Saved entries
______
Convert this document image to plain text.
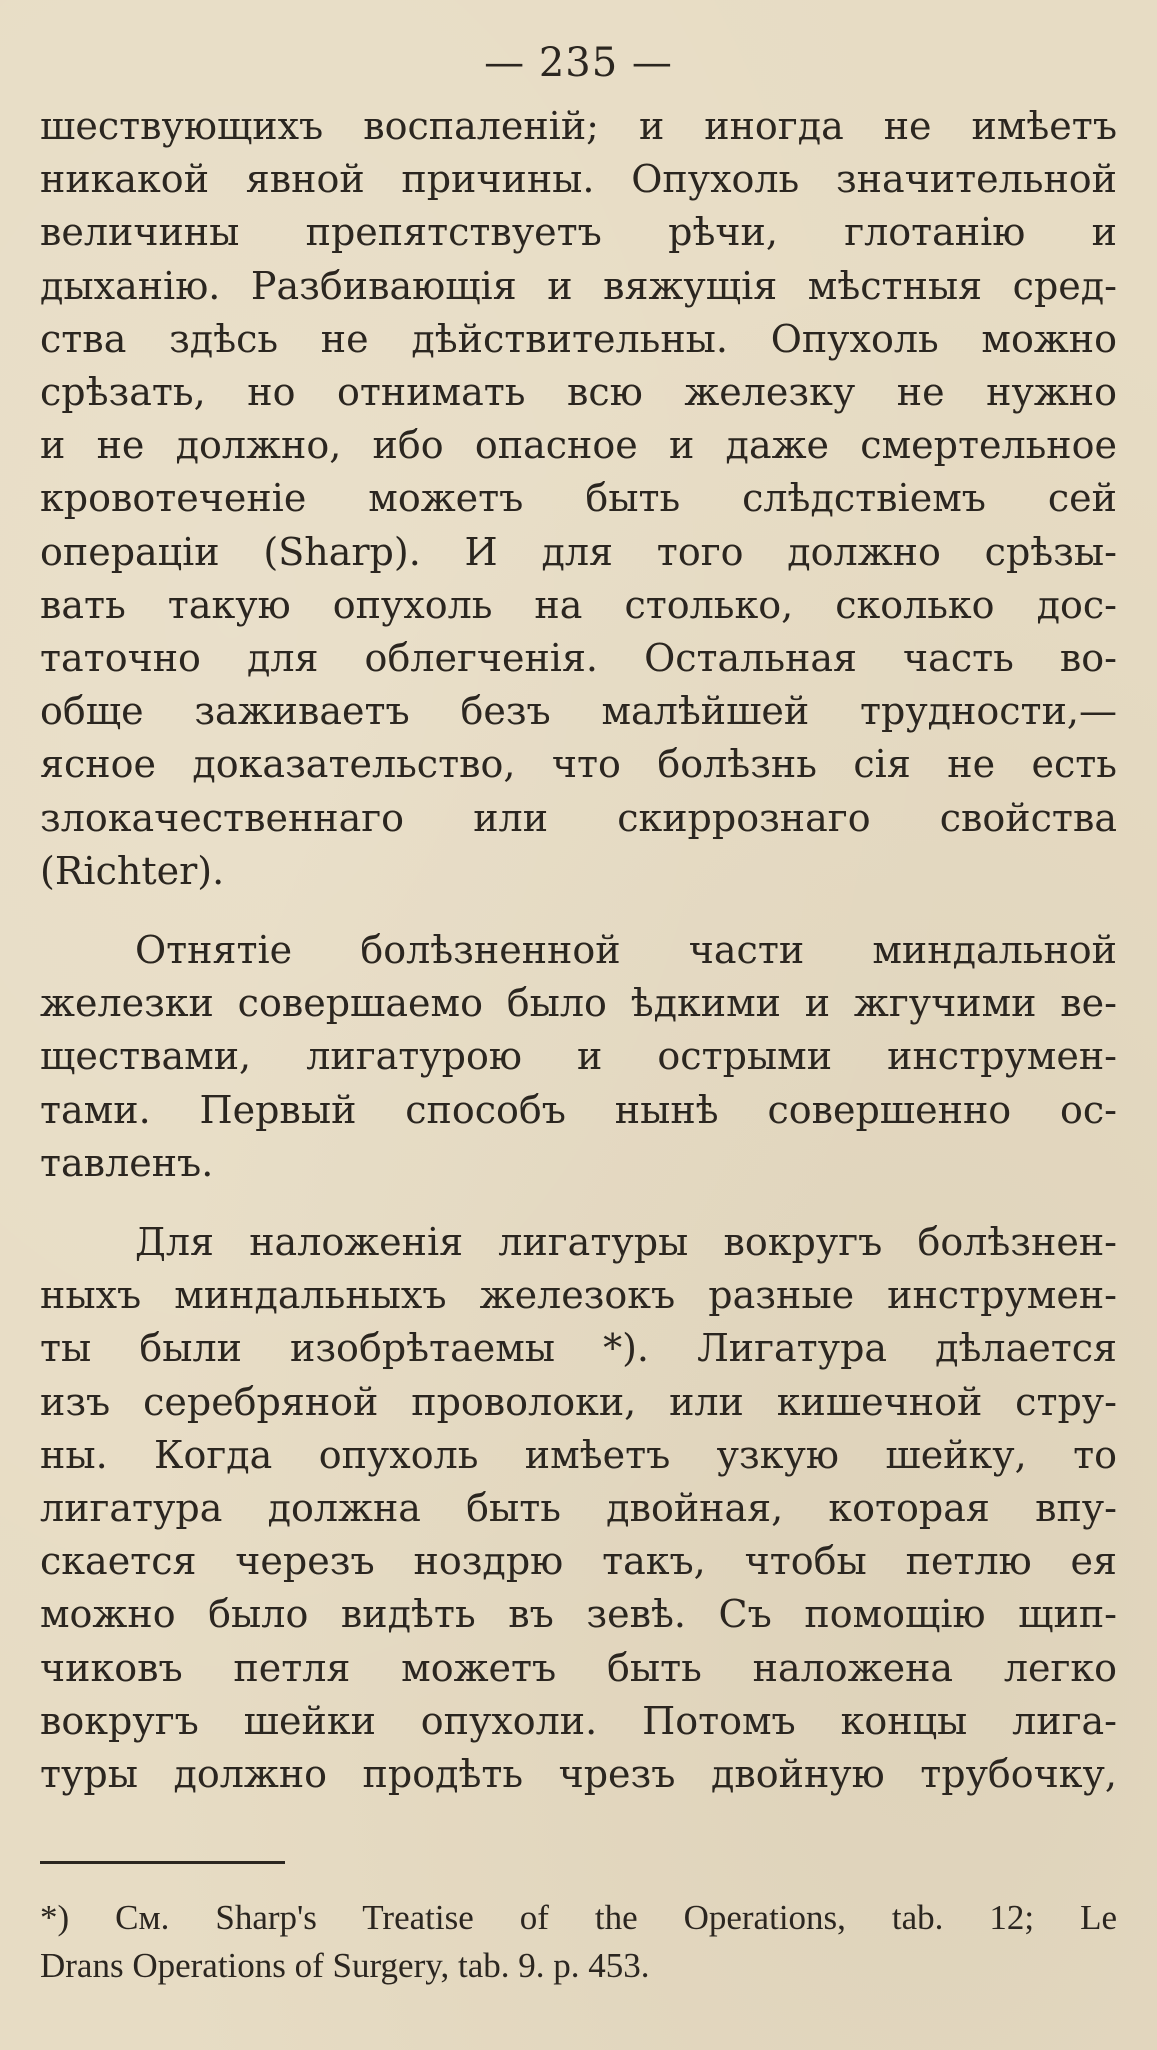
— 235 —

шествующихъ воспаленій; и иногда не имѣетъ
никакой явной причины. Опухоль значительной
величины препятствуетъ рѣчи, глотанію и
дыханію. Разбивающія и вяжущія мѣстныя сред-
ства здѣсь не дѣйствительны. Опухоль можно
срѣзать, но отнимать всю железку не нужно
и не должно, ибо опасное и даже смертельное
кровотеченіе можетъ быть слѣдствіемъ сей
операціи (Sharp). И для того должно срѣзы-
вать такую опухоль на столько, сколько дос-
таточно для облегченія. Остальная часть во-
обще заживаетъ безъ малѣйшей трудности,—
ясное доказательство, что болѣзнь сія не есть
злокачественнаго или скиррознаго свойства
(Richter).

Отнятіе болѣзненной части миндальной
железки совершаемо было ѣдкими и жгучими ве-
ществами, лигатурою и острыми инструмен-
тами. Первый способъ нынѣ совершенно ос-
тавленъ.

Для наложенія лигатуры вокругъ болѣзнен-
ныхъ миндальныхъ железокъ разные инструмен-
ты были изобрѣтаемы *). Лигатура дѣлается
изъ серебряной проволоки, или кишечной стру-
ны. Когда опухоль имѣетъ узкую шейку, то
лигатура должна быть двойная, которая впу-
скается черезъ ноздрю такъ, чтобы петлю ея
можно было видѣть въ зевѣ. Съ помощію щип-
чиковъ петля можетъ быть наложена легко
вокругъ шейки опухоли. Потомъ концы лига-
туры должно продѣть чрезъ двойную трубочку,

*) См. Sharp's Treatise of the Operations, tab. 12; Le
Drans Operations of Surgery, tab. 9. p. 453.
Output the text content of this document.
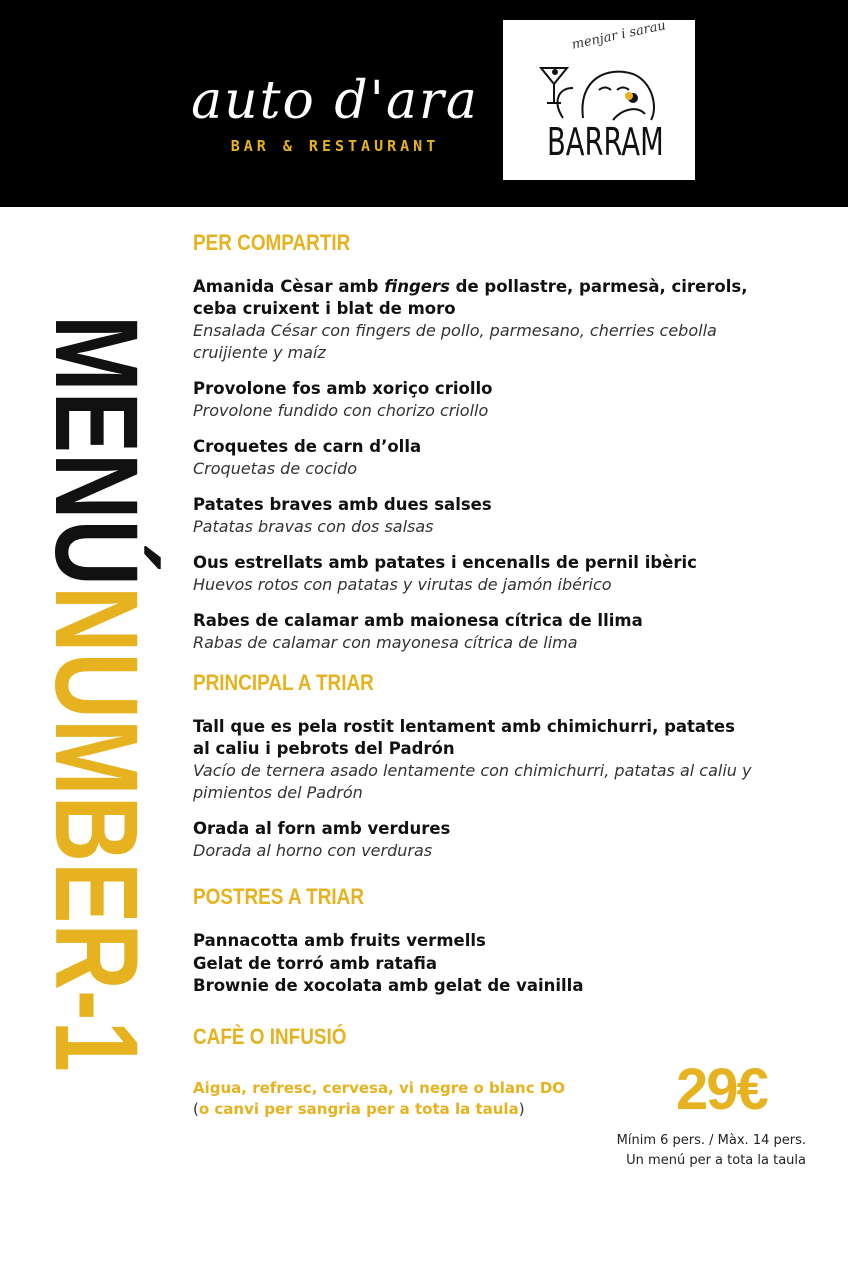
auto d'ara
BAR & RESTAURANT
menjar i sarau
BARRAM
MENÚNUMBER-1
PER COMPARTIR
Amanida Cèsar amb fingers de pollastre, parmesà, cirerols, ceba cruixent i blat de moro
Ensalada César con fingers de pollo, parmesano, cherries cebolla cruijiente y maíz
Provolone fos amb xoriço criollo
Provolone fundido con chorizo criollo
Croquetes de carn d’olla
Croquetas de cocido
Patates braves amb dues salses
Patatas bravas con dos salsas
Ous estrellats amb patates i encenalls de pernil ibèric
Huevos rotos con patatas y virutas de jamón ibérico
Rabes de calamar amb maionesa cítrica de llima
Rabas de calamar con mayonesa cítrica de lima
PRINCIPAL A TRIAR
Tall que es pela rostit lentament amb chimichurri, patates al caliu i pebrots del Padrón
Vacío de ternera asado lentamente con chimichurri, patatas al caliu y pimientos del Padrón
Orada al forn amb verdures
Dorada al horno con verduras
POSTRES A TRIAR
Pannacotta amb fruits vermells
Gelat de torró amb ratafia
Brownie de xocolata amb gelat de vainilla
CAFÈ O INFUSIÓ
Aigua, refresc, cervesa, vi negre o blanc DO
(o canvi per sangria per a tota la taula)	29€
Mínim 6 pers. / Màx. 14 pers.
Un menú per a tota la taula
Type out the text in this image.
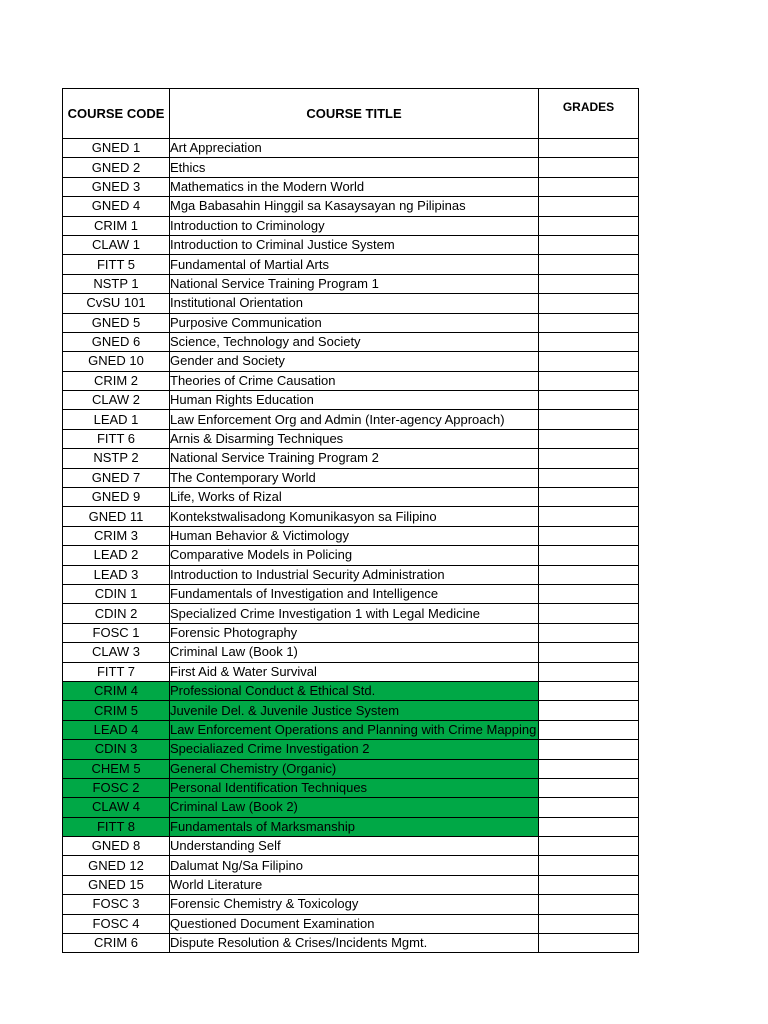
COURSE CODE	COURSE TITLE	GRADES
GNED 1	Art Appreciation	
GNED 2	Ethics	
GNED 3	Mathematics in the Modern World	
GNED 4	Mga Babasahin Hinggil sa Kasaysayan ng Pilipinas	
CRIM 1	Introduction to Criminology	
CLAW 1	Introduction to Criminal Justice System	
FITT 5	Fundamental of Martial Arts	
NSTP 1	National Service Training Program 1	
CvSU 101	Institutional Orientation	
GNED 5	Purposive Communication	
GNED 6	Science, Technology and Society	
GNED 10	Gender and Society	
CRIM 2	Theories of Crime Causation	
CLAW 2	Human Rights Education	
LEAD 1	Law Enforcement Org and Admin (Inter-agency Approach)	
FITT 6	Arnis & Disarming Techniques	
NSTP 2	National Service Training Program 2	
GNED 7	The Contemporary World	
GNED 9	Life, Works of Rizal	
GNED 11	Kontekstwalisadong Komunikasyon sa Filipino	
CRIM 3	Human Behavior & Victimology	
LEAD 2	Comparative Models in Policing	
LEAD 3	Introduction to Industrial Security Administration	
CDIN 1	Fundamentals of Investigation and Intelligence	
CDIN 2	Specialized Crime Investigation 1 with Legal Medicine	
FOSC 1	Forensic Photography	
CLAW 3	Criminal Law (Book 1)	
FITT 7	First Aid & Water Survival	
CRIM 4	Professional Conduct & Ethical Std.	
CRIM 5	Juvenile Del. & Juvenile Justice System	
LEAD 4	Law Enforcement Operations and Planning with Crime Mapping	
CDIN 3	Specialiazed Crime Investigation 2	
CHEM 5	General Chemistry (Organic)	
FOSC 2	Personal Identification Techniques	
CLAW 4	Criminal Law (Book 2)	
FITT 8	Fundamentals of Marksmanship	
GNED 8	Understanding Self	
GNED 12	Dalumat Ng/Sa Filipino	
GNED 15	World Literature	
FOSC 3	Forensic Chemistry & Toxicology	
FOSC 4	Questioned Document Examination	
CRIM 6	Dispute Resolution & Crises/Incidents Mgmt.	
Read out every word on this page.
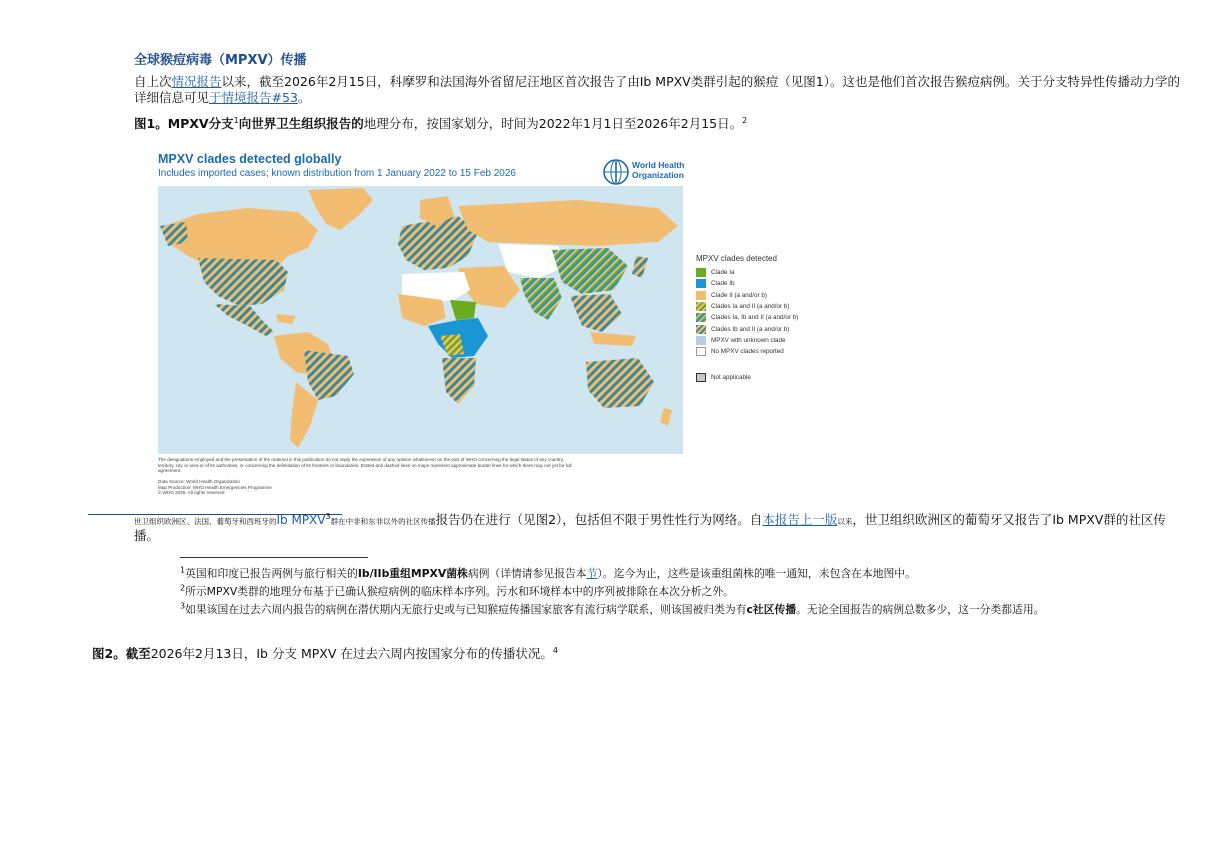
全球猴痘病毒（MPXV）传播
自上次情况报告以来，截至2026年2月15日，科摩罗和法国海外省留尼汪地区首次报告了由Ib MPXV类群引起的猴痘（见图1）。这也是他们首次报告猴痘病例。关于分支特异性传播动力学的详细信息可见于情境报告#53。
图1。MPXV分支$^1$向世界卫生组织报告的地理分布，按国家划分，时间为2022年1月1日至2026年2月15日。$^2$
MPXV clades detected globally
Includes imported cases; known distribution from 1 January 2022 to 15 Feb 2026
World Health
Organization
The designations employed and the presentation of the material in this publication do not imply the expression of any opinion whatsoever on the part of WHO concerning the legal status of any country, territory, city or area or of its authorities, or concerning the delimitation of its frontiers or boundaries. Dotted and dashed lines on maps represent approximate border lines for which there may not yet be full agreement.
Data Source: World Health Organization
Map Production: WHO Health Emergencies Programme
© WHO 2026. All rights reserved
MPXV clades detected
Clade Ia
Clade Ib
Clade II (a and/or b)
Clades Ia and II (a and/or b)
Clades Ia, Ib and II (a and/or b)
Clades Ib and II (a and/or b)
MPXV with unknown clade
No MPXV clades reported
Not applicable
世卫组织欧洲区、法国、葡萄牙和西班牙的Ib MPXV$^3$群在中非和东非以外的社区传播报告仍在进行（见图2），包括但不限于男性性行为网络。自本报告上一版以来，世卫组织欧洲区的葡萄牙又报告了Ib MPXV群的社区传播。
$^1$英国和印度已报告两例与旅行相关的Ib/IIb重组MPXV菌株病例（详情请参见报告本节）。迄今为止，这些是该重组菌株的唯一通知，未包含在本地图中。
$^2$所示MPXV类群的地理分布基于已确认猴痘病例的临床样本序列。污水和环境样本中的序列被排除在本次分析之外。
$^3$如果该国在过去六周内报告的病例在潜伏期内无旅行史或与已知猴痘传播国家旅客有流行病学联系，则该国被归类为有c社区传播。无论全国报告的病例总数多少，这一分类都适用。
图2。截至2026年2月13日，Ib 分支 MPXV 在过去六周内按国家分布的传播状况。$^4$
______
■ **REQUIRED WORK**
Your copy of the data should match it exactly, except that pictures are left out.

■ **EXERCISE RESULT**
Convert this document image to plain text.
— 235 —

шествующихъ воспаленій; и иногда не имѣетъ
никакой явной причины. Опухоль значительной
величины препятствуетъ рѣчи, глотанію и
дыханію. Разбивающія и вяжущія мѣстныя сред-
ства здѣсь не дѣйствительны. Опухоль можно
срѣзать, но отнимать всю железку не нужно
и не должно, ибо опасное и даже смертельное
кровотеченіе можетъ быть слѣдствіемъ сей
операціи (Sharp). И для того должно срѣзы-
вать такую опухоль на столько, сколько дос-
таточно для облегченія. Остальная часть во-
обще заживаетъ безъ малѣйшей трудности,—
ясное доказательство, что болѣзнь сія не есть
злокачественнаго или скиррознаго свойства
(Richter).

Отнятіе болѣзненной части миндальной
железки совершаемо было ѣдкими и жгучими ве-
ществами, лигатурою и острыми инструмен-
тами. Первый способъ нынѣ совершенно ос-
тавленъ.

Для наложенія лигатуры вокругъ болѣзнен-
ныхъ миндальныхъ железокъ разные инструмен-
ты были изобрѣтаемы *). Лигатура дѣлается
изъ серебряной проволоки, или кишечной стру-
ны. Когда опухоль имѣетъ узкую шейку, то
лигатура должна быть двойная, которая впу-
скается черезъ ноздрю такъ, чтобы петлю ея
можно было видѣть въ зевѣ. Съ помощію щип-
чиковъ петля можетъ быть наложена легко
вокругъ шейки опухоли. Потомъ концы лига-
туры должно продѣть чрезъ двойную трубочку,

*) См. Sharp's Treatise of the Operations, tab. 12; Le
Drans Operations of Surgery, tab. 9. p. 453.
Output the text content of this document.
auto d'ara
BAR & RESTAURANT
menjar i sarau
BARRAM
MENÚNUMBER-1
PER COMPARTIR
Amanida Cèsar amb fingers de pollastre, parmesà, cirerols, ceba cruixent i blat de moro
Ensalada César con fingers de pollo, parmesano, cherries cebolla cruijiente y maíz
Provolone fos amb xoriço criollo
Provolone fundido con chorizo criollo
Croquetes de carn d’olla
Croquetas de cocido
Patates braves amb dues salses
Patatas bravas con dos salsas
Ous estrellats amb patates i encenalls de pernil ibèric
Huevos rotos con patatas y virutas de jamón ibérico
Rabes de calamar amb maionesa cítrica de llima
Rabas de calamar con mayonesa cítrica de lima
PRINCIPAL A TRIAR
Tall que es pela rostit lentament amb chimichurri, patates al caliu i pebrots del Padrón
Vacío de ternera asado lentamente con chimichurri, patatas al caliu y pimientos del Padrón
Orada al forn amb verdures
Dorada al horno con verduras
POSTRES A TRIAR
Pannacotta amb fruits vermells
Gelat de torró amb ratafia
Brownie de xocolata amb gelat de vainilla
CAFÈ O INFUSIÓ
Aigua, refresc, cervesa, vi negre o blanc DO
(o canvi per sangria per a tota la taula)	29€
Mínim 6 pers. / Màx. 14 pers.
Un menú per a tota la taula
Type out the text in this image.
COURSE CODE	COURSE TITLE	GRADES
GNED 1	Art Appreciation	
GNED 2	Ethics	
GNED 3	Mathematics in the Modern World	
GNED 4	Mga Babasahin Hinggil sa Kasaysayan ng Pilipinas	
CRIM 1	Introduction to Criminology	
CLAW 1	Introduction to Criminal Justice System	
FITT 5	Fundamental of Martial Arts	
NSTP 1	National Service Training Program 1	
CvSU 101	Institutional Orientation	
GNED 5	Purposive Communication	
GNED 6	Science, Technology and Society	
GNED 10	Gender and Society	
CRIM 2	Theories of Crime Causation	
CLAW 2	Human Rights Education	
LEAD 1	Law Enforcement Org and Admin (Inter-agency Approach)	
FITT 6	Arnis & Disarming Techniques	
NSTP 2	National Service Training Program 2	
GNED 7	The Contemporary World	
GNED 9	Life, Works of Rizal	
GNED 11	Kontekstwalisadong Komunikasyon sa Filipino	
CRIM 3	Human Behavior & Victimology	
LEAD 2	Comparative Models in Policing	
LEAD 3	Introduction to Industrial Security Administration	
CDIN 1	Fundamentals of Investigation and Intelligence	
CDIN 2	Specialized Crime Investigation 1 with Legal Medicine	
FOSC 1	Forensic Photography	
CLAW 3	Criminal Law (Book 1)	
FITT 7	First Aid & Water Survival	
CRIM 4	Professional Conduct & Ethical Std.	
CRIM 5	Juvenile Del. & Juvenile Justice System	
LEAD 4	Law Enforcement Operations and Planning with Crime Mapping	
CDIN 3	Specialiazed Crime Investigation 2	
CHEM 5	General Chemistry (Organic)	
FOSC 2	Personal Identification Techniques	
CLAW 4	Criminal Law (Book 2)	
FITT 8	Fundamentals of Marksmanship	
GNED 8	Understanding Self	
GNED 12	Dalumat Ng/Sa Filipino	
GNED 15	World Literature	
FOSC 3	Forensic Chemistry & Toxicology	
FOSC 4	Questioned Document Examination	
CRIM 6	Dispute Resolution & Crises/Incidents Mgmt.	
Read out every word on this page.
全球猴痘病毒（MPXV）传播
自上次情况报告以来，截至2026年2月15日，科摩罗和法国海外省留尼汪地区首次报告了由Ib MPXV类群引起的猴痘（见图1）。这也是他们首次报告猴痘病例。关于分支特异性传播动力学的详细信息可见于情境报告#53。
图1。MPXV分支$^1$向世界卫生组织报告的地理分布，按国家划分，时间为2022年1月1日至2026年2月15日。$^2$
MPXV clades detected globally
Includes imported cases; known distribution from 1 January 2022 to 15 Feb 2026
World Health
Organization
The designations employed and the presentation of the material in this publication do not imply the expression of any opinion whatsoever on the part of WHO concerning the legal status of any country, territory, city or area or of its authorities, or concerning the delimitation of its frontiers or boundaries. Dotted and dashed lines on maps represent approximate border lines for which there may not yet be full agreement.
Data Source: World Health Organization
Map Production: WHO Health Emergencies Programme
© WHO 2026. All rights reserved
MPXV clades detected
Clade Ia
Clade Ib
Clade II (a and/or b)
Clades Ia and II (a and/or b)
Clades Ia, Ib and II (a and/or b)
Clades Ib and II (a and/or b)
MPXV with unknown clade
No MPXV clades reported
Not applicable
世卫组织欧洲区、法国、葡萄牙和西班牙的Ib MPXV$^3$群在中非和东非以外的社区传播报告仍在进行（见图2），包括但不限于男性性行为网络。自本报告上一版以来，世卫组织欧洲区的葡萄牙又报告了Ib MPXV群的社区传播。
$^1$英国和印度已报告两例与旅行相关的Ib/IIb重组MPXV菌株病例（详情请参见报告本节）。迄今为止，这些是该重组菌株的唯一通知，未包含在本地图中。
$^2$所示MPXV类群的地理分布基于已确认猴痘病例的临床样本序列。污水和环境样本中的序列被排除在本次分析之外。
$^3$如果该国在过去六周内报告的病例在潜伏期内无旅行史或与已知猴痘传播国家旅客有流行病学联系，则该国被归类为有c社区传播。无论全国报告的病例总数多少，这一分类都适用。
图2。截至2026年2月13日，Ib 分支 MPXV 在过去六周内按国家分布的传播状况。$^4$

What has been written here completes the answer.